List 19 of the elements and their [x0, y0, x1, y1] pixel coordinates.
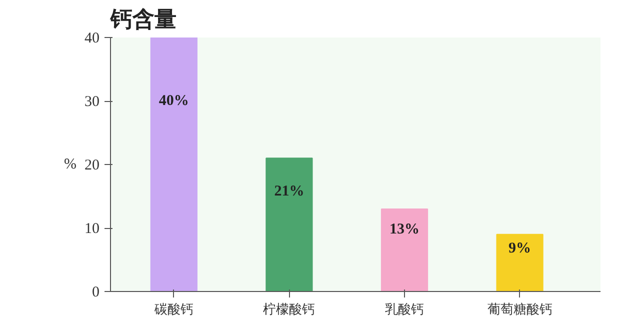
x-tick-label: 碳酸钙 [153, 302, 194, 318]
y-tick-label: 20 [84, 158, 100, 174]
x-tick-label: 葡萄糖酸钙 [487, 302, 552, 318]
bar [150, 38, 198, 292]
bar [380, 208, 428, 292]
data-label: 13% [390, 222, 420, 238]
x-tick-label: 柠檬酸钙 [263, 302, 316, 318]
data-label: 21% [274, 183, 304, 200]
bar [496, 234, 544, 292]
data-label: 40% [158, 93, 189, 109]
data-label: 9% [508, 240, 532, 257]
y-tick-label: 10 [84, 221, 100, 237]
y-axis-title: % [64, 156, 77, 172]
chart-title: 钙含量 [110, 8, 176, 32]
y-tick-label: 30 [84, 94, 100, 110]
y-tick-label: 40 [84, 30, 100, 46]
bar [266, 158, 313, 292]
y-tick-label: 0 [92, 284, 100, 300]
x-tick-label: 乳酸钙 [385, 302, 424, 318]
------------------------------------------------
Will you retype all the rows above word for word, with the same coordinates, and leave out the picture?

_Result of the exercise_
List 19 of the elements and their [x0, y0, x1, y1] pixel coordinates.
x-tick-label: 碳酸钙 [153, 302, 194, 318]
y-tick-label: 20 [84, 158, 100, 174]
x-tick-label: 葡萄糖酸钙 [487, 302, 552, 318]
bar [150, 38, 198, 292]
bar [380, 208, 428, 292]
data-label: 13% [390, 222, 420, 238]
x-tick-label: 柠檬酸钙 [263, 302, 316, 318]
data-label: 21% [274, 183, 304, 200]
bar [496, 234, 544, 292]
data-label: 40% [158, 93, 189, 109]
data-label: 9% [508, 240, 532, 257]
y-tick-label: 10 [84, 221, 100, 237]
y-axis-title: % [64, 156, 77, 172]
chart-title: 钙含量 [110, 8, 176, 32]
y-tick-label: 30 [84, 94, 100, 110]
y-tick-label: 40 [84, 30, 100, 46]
bar [266, 158, 313, 292]
y-tick-label: 0 [92, 284, 100, 300]
x-tick-label: 乳酸钙 [385, 302, 424, 318]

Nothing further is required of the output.